Page extract.
PE-backed enterprises—whether publicly traded or not—will probably be all over the map. Companies that deployed cash in the 2013-2015 time frame are nearing their typical portfolio exit door for their funds, whereas PE that came to the party later may still have runway with their funders to be value-focused and patient. Quantum Energy Partners is reported to be raising $5.5 billion to pursue M&A opportunities in this market. VC firm Energy Spectrum Capital closed $969 million in funding to pursue “high-quality midstream assets.”
Industry consolidation threatens jobs. Companies acquiring or merging with companies in basins they already operate in will inevitably have asset teams of engineers and geoscientists whose workflows are replicated in the acquired or merged company. In the current “live within cash flow” environment, the natural C-suite response will be to eliminate workforce wage, salary, and benefits expenses.
I would urge companies thinking in these terms to consider a different path.
Task the workforce whose geoscience responsibilities overlap to review and build an inventory of conventional prospects contained in the corporate acreage position.
One of my favorite examples, which I’ve mentioned before, is Pioneer’s discovery of the Sinor Nest field in central Live Oak County, Texas.
The discovery well 42-297-35165 completed a Lower Wilcox channel which was perforated between 8,022 and 8126 feet.
Drilling time was 11 days and when completed, the well flowed at 433 BOPD, 144 MCFD, and zero BWPD.
Before being unitized in 9/2019, this well had produced 586,730 BO and 398,766 MCF, netting approximately $17 million after royalty and severance tax.
After 75 months, it was still flowing at 40% of its peak rate.
The 10 wells completed and reported under lease No. 10786 have produced a total of nearly 3.7 MMBO and 4.7 BCF. Assuming $40/bbl of oil and $2/MCF of gas, these 10 wells have netted about $110 million, at an estimated drilling and completion cost of $20 million (8,200-foot median TD).
They all have gentle decline rates similar to the discovery well.
The best Lower Wilcox well in Sinor Nest field has netted nearly $22 million, whereas the best Eagle Ford well in the immediate area netted just more than $10 million.
The massive amount of seismic and new open hole log data collected in unconventional plays should be valued as the foundation on which to build aggressive interpretation workflows targeted on conventional opportunities.
As climate concerns become more embedded in oil & gas industry strategies (check out the Oil and Gas Climate Initiative), it would also make sense to task so-called redundant geoscience teams with finding mature fields that have reservoirs suitable for the storage of greenhouse gases.
We have had at least five major pricing disruptions in the oil & gas industry since I first started working for Gulf Oil in 1972.
If, in September of 1979, an incoming freshman had seen the price increase in oil and had elected a geoscience or petroleum engineering major in the expectation that she could profit from this, by January 1986—one or two years into her career if she had pursued a master’s degree—she would be staring into the abyss of an oil market in free fall.
This scenario has been repeated several times and I would guess that many recent graduates are now second-guessing their choice of major.
This is a problem because hiring in the industry has not kept pace with retirements due to an aging workforce. We need new blood to keep our industry moving forward.
Our industry will continue to produce oil & gas for the foreseeable future, but that future will undoubtedly include meaningful steps to address climate change.
Total resource life cycle accountability is an issue that motivates a large percentage of student geoscientists. Companies who will be hiring through this cycle and the next must create positions and career paths that are intelligently funded by more than produced oil & gas revenues.
The future will resolve itself in both predictable and unforeseen ways, but going forward, perhaps we need to flip uniformitarianism on its head and ask, “Is the past the key to the present?”

Work request.
Answer these from the oil and gas industry commentary:
1. How much funding did Energy Spectrum Capital close?
2. How many days did drilling the Sinor Nest discovery well take?
3. In what year did the writer first start working for Gulf Oil?

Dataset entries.
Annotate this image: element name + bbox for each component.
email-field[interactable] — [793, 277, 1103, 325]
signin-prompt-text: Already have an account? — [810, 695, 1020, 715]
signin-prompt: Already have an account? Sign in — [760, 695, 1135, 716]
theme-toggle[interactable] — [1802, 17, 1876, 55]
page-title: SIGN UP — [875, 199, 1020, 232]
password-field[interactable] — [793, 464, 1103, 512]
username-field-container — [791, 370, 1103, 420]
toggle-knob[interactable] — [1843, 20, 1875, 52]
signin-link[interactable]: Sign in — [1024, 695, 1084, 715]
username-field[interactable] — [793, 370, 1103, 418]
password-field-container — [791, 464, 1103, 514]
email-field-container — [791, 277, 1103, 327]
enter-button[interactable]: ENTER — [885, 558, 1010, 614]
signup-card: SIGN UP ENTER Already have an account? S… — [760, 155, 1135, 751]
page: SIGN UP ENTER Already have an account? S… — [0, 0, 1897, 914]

Exercise answer.
1. $969 million
2. 11 days
3. 1972